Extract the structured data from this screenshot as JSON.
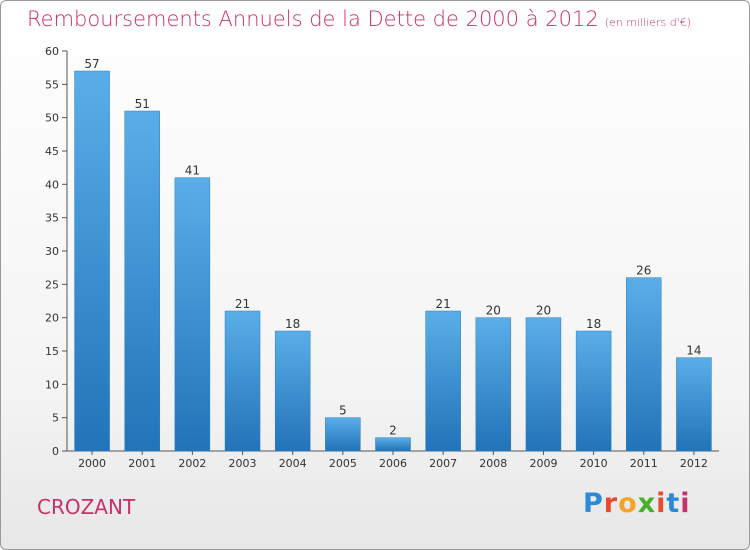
{
  "header": {
    "title": "Remboursements Annuels de la Dette de 2000 à 2012",
    "unit": "(en milliers d'€)"
  },
  "footer": {
    "commune": "CROZANT",
    "logo_letters": [
      "P",
      "r",
      "o",
      "x",
      "i",
      "t",
      "i"
    ],
    "logo_colors": [
      "#2a8ad8",
      "#e94b2d",
      "#f2a52a",
      "#46b02c",
      "#e94b2d",
      "#2a8ad8",
      "#c8306b"
    ]
  },
  "colors": {
    "title": "#c8306b",
    "bar_top": "#5aaee8",
    "bar_bottom": "#2273b8",
    "grid": "#d9d9d9"
  },
  "chart_data": {
    "type": "bar",
    "title": "Remboursements Annuels de la Dette de 2000 à 2012",
    "subtitle": "(en milliers d'€)",
    "categories": [
      "2000",
      "2001",
      "2002",
      "2003",
      "2004",
      "2005",
      "2006",
      "2007",
      "2008",
      "2009",
      "2010",
      "2011",
      "2012"
    ],
    "values": [
      57,
      51,
      41,
      21,
      18,
      5,
      2,
      21,
      20,
      20,
      18,
      26,
      14
    ],
    "ylim": [
      0,
      60
    ],
    "yticks": [
      0,
      5,
      10,
      15,
      20,
      25,
      30,
      35,
      40,
      45,
      50,
      55,
      60
    ],
    "xlabel": "",
    "ylabel": "",
    "grid": false,
    "data_labels": true
  }
}
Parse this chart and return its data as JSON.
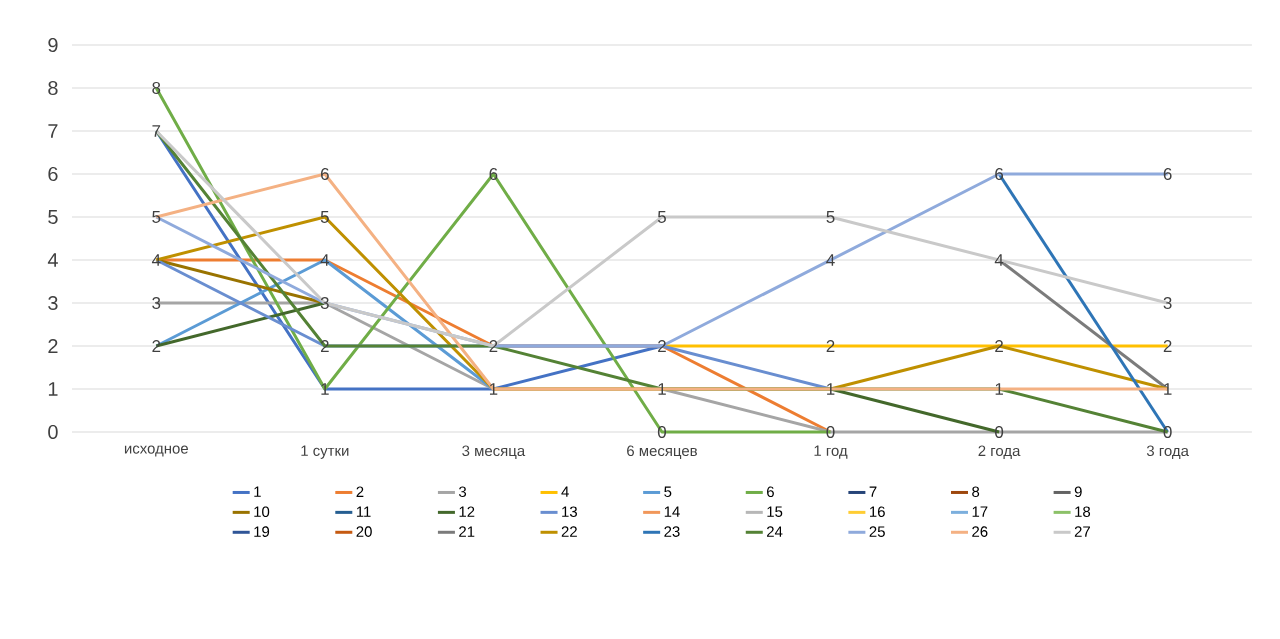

* **AIM OF THE TASK**: Without the pictures, reproduce every line of the records above exactly.

* **EXERCISE ANSWER**:
Extract the structured data from this screenshot as JSON.
{
  "header": {
    "title": "Remboursements Annuels de la Dette de 2000 à 2012",
    "unit": "(en milliers d'€)"
  },
  "footer": {
    "commune": "CROZANT",
    "logo_letters": [
      "P",
      "r",
      "o",
      "x",
      "i",
      "t",
      "i"
    ],
    "logo_colors": [
      "#2a8ad8",
      "#e94b2d",
      "#f2a52a",
      "#46b02c",
      "#e94b2d",
      "#2a8ad8",
      "#c8306b"
    ]
  },
  "colors": {
    "title": "#c8306b",
    "bar_top": "#5aaee8",
    "bar_bottom": "#2273b8",
    "grid": "#d9d9d9"
  },
  "chart_data": {
    "type": "bar",
    "title": "Remboursements Annuels de la Dette de 2000 à 2012",
    "subtitle": "(en milliers d'€)",
    "categories": [
      "2000",
      "2001",
      "2002",
      "2003",
      "2004",
      "2005",
      "2006",
      "2007",
      "2008",
      "2009",
      "2010",
      "2011",
      "2012"
    ],
    "values": [
      57,
      51,
      41,
      21,
      18,
      5,
      2,
      21,
      20,
      20,
      18,
      26,
      14
    ],
    "ylim": [
      0,
      60
    ],
    "yticks": [
      0,
      5,
      10,
      15,
      20,
      25,
      30,
      35,
      40,
      45,
      50,
      55,
      60
    ],
    "xlabel": "",
    "ylabel": "",
    "grid": false,
    "data_labels": true
  }
}
Parse this chart and return its data as JSON.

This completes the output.